§ EXERCISE DETAILS
Copy out each line that has "society" in it.

[RECORDS PROVIDED start]

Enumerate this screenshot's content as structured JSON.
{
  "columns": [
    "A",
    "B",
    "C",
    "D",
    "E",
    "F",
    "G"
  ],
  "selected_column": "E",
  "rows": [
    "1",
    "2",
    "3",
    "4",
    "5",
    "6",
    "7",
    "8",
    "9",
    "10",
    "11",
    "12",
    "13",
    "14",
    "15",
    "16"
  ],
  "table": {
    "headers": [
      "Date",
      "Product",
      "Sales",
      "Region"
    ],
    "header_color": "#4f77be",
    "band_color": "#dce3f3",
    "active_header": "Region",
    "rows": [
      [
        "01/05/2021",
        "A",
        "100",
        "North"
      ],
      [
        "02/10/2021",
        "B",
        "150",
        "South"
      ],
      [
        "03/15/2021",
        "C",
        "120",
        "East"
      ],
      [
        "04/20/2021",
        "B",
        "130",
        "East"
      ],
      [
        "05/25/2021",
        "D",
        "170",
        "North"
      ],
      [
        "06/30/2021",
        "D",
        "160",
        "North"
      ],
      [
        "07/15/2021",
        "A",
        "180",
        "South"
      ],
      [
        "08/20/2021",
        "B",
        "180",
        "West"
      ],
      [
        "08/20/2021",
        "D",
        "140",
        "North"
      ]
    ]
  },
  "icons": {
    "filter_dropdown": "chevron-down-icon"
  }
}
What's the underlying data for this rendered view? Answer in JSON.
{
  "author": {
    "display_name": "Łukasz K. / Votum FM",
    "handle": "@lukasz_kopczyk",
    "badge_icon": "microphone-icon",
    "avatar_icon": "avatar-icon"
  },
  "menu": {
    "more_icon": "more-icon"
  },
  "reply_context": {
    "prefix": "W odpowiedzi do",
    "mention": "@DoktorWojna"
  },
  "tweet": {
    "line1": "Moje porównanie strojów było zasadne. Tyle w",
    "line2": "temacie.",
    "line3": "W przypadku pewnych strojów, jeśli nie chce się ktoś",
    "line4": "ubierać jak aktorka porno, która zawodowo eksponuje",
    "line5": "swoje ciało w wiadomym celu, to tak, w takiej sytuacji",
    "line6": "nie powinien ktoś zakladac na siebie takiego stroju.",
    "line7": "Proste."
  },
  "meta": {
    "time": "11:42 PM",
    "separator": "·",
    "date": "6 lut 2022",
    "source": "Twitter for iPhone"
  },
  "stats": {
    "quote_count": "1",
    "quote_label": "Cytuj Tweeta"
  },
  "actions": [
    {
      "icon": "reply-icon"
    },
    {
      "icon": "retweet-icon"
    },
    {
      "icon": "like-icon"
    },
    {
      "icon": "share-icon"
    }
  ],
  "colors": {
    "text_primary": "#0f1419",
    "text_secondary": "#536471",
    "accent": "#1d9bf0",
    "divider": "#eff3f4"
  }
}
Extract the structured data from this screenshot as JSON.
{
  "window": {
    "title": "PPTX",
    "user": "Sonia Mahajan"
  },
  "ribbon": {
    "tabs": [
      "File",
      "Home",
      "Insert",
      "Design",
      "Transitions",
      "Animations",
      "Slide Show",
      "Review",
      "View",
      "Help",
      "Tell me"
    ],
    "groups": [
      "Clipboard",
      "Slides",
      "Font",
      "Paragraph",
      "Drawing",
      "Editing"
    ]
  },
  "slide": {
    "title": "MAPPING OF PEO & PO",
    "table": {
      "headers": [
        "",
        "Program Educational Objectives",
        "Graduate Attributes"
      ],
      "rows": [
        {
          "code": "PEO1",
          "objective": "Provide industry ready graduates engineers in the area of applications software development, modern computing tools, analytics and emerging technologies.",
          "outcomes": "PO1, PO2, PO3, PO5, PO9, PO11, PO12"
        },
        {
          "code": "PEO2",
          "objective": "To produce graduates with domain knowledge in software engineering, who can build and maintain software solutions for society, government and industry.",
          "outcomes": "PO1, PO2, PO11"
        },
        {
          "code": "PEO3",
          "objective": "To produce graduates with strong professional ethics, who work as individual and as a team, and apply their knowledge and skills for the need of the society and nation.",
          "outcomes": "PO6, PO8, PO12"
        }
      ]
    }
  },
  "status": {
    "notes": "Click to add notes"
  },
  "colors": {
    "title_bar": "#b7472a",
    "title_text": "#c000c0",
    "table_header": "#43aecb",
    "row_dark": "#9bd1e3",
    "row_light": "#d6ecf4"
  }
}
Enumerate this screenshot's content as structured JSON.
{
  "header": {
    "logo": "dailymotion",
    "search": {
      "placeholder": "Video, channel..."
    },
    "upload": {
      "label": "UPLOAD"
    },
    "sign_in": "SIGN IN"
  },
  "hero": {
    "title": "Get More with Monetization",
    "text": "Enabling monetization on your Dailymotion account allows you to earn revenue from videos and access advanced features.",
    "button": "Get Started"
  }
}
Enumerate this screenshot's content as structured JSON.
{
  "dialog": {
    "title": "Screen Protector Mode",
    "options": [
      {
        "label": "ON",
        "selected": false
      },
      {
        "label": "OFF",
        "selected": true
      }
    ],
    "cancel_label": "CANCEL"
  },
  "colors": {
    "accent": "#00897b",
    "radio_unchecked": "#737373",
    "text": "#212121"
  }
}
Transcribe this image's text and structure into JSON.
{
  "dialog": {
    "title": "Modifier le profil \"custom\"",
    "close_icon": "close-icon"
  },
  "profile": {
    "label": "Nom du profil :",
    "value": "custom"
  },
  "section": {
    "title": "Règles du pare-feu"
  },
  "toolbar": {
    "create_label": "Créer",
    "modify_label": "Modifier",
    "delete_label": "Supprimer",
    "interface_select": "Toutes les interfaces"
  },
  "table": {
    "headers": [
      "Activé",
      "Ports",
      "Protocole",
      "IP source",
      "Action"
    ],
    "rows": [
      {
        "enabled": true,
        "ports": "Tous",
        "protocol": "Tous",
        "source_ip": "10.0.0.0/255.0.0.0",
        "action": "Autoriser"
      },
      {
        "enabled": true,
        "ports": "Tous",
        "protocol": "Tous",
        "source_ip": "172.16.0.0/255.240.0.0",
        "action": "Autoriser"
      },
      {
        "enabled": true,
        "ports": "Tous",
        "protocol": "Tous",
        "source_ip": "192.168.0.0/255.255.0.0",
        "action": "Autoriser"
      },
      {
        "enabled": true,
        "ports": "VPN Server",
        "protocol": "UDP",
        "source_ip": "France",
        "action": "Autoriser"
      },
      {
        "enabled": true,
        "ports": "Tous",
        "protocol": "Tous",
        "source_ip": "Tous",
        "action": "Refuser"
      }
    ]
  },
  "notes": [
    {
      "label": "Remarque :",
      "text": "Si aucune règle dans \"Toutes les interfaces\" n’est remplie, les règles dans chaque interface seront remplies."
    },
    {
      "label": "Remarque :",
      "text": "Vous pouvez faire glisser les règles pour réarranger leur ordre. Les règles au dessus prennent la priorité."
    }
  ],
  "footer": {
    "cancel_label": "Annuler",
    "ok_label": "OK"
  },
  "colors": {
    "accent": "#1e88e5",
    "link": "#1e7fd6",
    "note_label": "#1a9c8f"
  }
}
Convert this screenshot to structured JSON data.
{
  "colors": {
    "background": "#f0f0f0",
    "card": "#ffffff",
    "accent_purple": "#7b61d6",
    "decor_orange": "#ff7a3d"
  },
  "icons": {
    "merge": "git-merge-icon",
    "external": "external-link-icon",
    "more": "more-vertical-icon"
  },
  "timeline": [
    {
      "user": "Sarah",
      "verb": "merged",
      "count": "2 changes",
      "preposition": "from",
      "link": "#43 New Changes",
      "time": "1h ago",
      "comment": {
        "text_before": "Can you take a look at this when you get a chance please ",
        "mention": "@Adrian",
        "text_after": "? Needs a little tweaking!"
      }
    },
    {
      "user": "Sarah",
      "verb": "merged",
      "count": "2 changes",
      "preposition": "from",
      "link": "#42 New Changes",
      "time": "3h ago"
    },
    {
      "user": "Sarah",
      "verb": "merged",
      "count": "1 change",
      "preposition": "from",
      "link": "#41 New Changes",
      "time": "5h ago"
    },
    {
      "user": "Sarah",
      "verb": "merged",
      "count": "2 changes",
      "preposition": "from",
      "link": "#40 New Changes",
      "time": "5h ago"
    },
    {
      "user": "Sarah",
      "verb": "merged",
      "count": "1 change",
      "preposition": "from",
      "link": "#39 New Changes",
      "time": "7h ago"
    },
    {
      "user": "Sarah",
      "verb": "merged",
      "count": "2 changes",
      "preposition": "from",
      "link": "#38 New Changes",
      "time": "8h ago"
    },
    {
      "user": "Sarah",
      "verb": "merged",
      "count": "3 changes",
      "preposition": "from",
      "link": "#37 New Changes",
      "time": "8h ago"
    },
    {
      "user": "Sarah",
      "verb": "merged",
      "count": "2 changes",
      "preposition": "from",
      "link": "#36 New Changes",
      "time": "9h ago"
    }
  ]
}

[RECORDS PROVIDED end]

§ ANSWER BELOW
          "objective": "To produce graduates with domain knowledge in software engineering, who can build and maintain software solutions for society, government and industry.",
          "objective": "To produce graduates with strong professional ethics, who work as individual and as a team, and apply their knowledge and skills for the need of the society and nation.",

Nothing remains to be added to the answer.